▼▼▼

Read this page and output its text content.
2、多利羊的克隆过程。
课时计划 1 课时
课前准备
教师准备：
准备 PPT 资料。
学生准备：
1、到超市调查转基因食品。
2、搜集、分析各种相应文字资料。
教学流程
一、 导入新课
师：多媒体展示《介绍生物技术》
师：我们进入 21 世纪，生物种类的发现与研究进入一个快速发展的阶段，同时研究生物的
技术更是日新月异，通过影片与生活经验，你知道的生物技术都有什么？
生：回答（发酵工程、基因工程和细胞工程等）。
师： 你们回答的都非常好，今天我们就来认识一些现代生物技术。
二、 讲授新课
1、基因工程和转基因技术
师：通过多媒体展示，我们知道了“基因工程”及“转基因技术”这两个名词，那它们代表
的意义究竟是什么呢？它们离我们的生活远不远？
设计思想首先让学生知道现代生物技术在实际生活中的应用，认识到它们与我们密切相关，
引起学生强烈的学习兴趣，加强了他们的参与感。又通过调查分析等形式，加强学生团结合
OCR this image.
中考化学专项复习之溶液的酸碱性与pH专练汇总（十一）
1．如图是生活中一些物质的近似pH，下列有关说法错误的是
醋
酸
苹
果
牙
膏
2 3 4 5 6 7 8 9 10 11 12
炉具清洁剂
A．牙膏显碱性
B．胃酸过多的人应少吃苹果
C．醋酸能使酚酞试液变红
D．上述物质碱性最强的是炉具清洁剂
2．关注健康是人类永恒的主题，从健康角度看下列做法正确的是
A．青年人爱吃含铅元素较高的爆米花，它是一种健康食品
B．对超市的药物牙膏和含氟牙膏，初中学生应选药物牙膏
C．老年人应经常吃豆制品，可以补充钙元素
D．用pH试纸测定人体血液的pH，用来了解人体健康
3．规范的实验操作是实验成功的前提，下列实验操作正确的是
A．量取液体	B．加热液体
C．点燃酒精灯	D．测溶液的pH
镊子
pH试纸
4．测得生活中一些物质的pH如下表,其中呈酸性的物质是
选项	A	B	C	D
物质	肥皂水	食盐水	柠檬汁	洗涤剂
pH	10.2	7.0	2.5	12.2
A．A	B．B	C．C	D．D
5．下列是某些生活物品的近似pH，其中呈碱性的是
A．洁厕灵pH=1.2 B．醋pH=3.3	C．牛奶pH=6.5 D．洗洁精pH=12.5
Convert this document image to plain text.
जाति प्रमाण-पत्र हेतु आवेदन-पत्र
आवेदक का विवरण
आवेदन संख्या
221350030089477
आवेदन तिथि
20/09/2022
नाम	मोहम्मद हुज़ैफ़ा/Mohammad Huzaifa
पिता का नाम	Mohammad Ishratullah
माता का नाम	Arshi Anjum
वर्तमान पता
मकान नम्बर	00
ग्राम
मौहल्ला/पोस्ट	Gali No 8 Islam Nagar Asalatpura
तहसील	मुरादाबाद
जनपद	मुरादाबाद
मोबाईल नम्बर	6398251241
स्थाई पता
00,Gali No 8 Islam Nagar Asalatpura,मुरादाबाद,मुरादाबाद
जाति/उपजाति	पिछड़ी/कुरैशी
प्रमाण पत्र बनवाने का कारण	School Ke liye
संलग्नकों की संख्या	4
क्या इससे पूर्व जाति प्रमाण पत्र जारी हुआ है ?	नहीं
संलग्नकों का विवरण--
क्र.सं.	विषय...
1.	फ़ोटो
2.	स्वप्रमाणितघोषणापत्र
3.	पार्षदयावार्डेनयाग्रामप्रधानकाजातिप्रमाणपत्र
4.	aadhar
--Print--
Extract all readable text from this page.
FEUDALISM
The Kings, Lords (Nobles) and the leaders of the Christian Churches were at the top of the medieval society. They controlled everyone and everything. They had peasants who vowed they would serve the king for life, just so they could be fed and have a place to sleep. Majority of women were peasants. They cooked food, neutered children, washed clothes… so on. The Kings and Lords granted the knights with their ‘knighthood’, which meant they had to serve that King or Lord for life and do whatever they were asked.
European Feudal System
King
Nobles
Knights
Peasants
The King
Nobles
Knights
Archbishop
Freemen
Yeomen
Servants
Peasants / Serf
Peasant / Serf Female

▲▲▲

Across the records, count the lines holding the string "this". Give the number and stop.

## Solution below
4